■ DOCUMENT EXTRACT
Up at the ‘top end’ along a stretch of remote coastline on the Cape York Peninsula, Queensland, Australia’s largest nesting population of Flatback turtles (Natator depressus) and the rare Hawksbill turtle (Eretmochelys imbricata) can be found.
Every year local rangers face the difficult task of carrying out a daunting count and survey. Working with the local environmental monitoring groups, local Indigenous rangers in the past have trekked as much as 250km through some of the country’s most remote and inaccessible coastline to carry out a turtle head count.
This year the rangers were able to trial drones to help them locate turtle nests much quicker, making the task of protecting these vulnerable nests from predators faster and more effective.
A Cairns based conservation group, Western Cape Turtle Threat Abatement Alliance (WCTTAA) joined forces with Cairns-based company drone/UAV services company Droner, to help in the effort to improve turtle protection measures.
Western Cape Turtle Threat Abatement Alliance, dedicated to the rehabilitation of sick or injured turtles, works closely with a number of organisations and agencies involved with the conservation of sea turtles and their habitats. Program coordinator Kerri Woodcock says rangers are now able to use images from the drones to gain an aerial picture of the search areas, and identify levels of activity much quicker by counting turtle tracks.
Kerri says rangers are able to use the different turtle track characteristics left in the sand to determine species and numbers of marine turtle nesting sites, and also monitor and record nest predation and hatching events.
Pilot Tom Watson, from Droner, said the images and information gathered by the drones gave rangers the tools they needed to more effectively target their time and resources during the survey. He says once the images are captured the rangers can identify the turtle tracks and the species of turtles that are nesting there.

■ EXCERPTED RECORDS
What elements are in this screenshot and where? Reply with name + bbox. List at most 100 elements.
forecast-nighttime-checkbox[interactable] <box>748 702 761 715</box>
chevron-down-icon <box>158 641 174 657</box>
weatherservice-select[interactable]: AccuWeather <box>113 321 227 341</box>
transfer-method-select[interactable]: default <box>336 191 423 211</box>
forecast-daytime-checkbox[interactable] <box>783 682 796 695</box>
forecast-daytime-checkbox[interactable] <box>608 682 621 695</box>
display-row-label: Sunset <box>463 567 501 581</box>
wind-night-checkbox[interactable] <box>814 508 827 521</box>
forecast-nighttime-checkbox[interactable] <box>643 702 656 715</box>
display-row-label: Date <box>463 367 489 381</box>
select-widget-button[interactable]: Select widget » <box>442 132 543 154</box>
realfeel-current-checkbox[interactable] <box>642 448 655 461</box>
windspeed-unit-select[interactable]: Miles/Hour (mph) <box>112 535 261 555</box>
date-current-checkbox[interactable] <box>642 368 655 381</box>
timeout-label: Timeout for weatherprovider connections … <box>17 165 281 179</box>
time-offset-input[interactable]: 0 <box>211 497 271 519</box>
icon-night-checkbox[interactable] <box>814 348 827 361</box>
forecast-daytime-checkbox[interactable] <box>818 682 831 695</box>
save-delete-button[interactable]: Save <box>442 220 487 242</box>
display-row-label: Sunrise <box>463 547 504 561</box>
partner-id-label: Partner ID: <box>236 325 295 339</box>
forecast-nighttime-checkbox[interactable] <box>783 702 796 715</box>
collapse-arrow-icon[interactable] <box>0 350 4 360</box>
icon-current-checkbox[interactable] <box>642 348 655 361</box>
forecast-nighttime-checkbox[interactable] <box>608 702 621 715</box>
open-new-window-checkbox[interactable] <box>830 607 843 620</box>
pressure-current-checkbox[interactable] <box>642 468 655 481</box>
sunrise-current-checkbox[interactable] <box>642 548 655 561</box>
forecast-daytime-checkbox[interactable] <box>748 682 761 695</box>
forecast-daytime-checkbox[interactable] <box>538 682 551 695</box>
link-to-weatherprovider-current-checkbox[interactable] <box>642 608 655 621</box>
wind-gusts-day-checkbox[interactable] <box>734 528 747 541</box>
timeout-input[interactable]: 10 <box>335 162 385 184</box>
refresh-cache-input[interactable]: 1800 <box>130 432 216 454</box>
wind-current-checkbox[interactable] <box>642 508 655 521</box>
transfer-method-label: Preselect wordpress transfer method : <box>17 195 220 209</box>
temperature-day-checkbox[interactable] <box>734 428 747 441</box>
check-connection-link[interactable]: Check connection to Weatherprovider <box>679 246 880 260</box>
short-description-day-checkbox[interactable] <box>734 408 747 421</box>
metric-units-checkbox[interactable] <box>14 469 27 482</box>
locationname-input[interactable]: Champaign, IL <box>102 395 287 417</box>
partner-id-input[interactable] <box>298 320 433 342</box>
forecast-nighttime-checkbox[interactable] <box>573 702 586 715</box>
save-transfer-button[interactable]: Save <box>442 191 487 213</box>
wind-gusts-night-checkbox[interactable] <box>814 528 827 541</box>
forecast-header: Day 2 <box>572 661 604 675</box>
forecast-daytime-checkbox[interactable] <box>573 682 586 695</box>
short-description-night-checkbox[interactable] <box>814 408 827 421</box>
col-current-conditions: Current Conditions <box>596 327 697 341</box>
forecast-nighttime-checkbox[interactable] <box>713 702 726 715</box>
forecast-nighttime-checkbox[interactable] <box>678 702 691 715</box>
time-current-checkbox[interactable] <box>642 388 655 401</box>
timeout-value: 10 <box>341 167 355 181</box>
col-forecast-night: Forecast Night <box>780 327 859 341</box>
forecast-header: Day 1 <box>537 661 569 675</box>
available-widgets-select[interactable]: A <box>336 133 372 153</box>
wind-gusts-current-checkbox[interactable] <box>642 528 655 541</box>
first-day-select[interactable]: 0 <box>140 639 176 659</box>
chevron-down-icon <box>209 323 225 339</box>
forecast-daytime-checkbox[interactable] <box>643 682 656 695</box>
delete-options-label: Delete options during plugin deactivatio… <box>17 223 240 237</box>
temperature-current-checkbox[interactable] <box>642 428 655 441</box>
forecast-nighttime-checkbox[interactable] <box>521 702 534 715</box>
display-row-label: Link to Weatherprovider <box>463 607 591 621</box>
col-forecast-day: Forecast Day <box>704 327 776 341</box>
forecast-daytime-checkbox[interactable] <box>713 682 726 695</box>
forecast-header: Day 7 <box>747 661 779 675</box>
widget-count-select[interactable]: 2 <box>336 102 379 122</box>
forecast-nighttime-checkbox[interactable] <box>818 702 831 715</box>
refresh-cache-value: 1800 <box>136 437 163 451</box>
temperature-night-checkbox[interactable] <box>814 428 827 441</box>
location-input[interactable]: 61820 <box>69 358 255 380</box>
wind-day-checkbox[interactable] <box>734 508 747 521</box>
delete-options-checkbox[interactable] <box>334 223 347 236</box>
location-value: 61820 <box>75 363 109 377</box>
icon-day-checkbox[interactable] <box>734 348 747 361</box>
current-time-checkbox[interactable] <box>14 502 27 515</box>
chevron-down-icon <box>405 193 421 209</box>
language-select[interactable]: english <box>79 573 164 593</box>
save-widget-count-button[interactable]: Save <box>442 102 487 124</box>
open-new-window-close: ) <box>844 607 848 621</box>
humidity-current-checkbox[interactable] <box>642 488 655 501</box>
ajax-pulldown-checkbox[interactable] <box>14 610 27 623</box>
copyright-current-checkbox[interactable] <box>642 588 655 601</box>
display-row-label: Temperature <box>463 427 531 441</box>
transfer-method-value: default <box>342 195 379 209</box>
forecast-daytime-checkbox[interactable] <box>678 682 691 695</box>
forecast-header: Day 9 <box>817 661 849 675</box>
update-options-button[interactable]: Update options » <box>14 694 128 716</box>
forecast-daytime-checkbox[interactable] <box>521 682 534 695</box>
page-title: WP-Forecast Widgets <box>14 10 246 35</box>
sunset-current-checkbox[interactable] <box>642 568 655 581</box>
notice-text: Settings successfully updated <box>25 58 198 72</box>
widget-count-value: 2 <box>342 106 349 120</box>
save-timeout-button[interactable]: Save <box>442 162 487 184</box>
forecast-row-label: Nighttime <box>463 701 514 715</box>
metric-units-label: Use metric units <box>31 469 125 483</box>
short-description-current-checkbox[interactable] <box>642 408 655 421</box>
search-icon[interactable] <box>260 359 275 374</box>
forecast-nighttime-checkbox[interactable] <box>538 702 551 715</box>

■ PROBLEM SET
1. Answer these questions from the article on drone turtle surveys.
(a) How far have rangers trekked in the past to carry out the turtle head count?
(b) In which city is the company Droner based?
(c) What is Kerri Woodcock's role?
2. The article on drone turtle surveys has a sentence beginning "Kerri says rangers are able to use the different turtle track characteristics." List every thing that sentence says rangers can determine, monitor or record.
3. Say whether each statement agrees with the article on drone turtle surveys. Answer yes or no and quote the deciding words.
(a) The article calls the Hawksbill turtle rare.
(b) The Western Cape Turtle Threat Abatement Alliance is based in Brisbane.
(c) Rangers had used drones in earlier years' surveys.

■ SOLUTIONS FOR EACH TASK
1.
(a) As much as 250km.
(b) Cairns.
(c) Program coordinator at the Western Cape Turtle Threat Abatement Alliance.

2.
- Species
- Numbers of marine turtle nesting sites
- Nest predation
- Hatching events

3.
(a) Yes: "the rare Hawksbill turtle (Eretmochelys imbricata)"
(b) No: "A Cairns based conservation group, Western Cape Turtle Threat Abatement Alliance (WCTTAA)"
(c) No: "This year the rangers were able to trial drones"